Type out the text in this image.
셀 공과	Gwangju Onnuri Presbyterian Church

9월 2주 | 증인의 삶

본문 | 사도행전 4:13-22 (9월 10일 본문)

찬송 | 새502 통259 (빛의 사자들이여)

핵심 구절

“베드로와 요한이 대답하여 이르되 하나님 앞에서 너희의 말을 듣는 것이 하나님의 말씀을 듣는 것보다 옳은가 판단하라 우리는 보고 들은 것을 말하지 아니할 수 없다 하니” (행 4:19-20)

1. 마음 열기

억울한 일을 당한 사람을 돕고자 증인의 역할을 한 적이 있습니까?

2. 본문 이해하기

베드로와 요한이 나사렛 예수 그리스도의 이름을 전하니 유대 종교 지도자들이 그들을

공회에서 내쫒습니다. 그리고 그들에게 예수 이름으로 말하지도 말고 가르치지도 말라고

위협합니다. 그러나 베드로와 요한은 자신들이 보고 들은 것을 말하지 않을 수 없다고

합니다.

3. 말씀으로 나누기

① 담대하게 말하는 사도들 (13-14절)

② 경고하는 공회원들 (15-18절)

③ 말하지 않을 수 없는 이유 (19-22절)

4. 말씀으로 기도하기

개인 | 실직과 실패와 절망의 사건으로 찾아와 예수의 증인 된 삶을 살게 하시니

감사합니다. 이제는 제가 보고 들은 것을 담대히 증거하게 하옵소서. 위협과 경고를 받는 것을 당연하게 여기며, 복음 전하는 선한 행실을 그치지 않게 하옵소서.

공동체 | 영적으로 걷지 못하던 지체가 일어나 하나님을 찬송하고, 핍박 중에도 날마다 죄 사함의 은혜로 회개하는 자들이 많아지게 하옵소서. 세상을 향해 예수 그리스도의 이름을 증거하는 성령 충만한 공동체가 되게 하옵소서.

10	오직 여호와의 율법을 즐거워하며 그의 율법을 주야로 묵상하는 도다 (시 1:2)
· · ·
> _Written request_
Which lines include the word "하옵소서"? Copy every one of them.

> _Task answer_
감사합니다. 이제는 제가 보고 들은 것을 담대히 증거하게 하옵소서. 위협과 경고를 받는 것을 당연하게 여기며, 복음 전하는 선한 행실을 그치지 않게 하옵소서.
공동체 | 영적으로 걷지 못하던 지체가 일어나 하나님을 찬송하고, 핍박 중에도 날마다 죄 사함의 은혜로 회개하는 자들이 많아지게 하옵소서. 세상을 향해 예수 그리스도의 이름을 증거하는 성령 충만한 공동체가 되게 하옵소서.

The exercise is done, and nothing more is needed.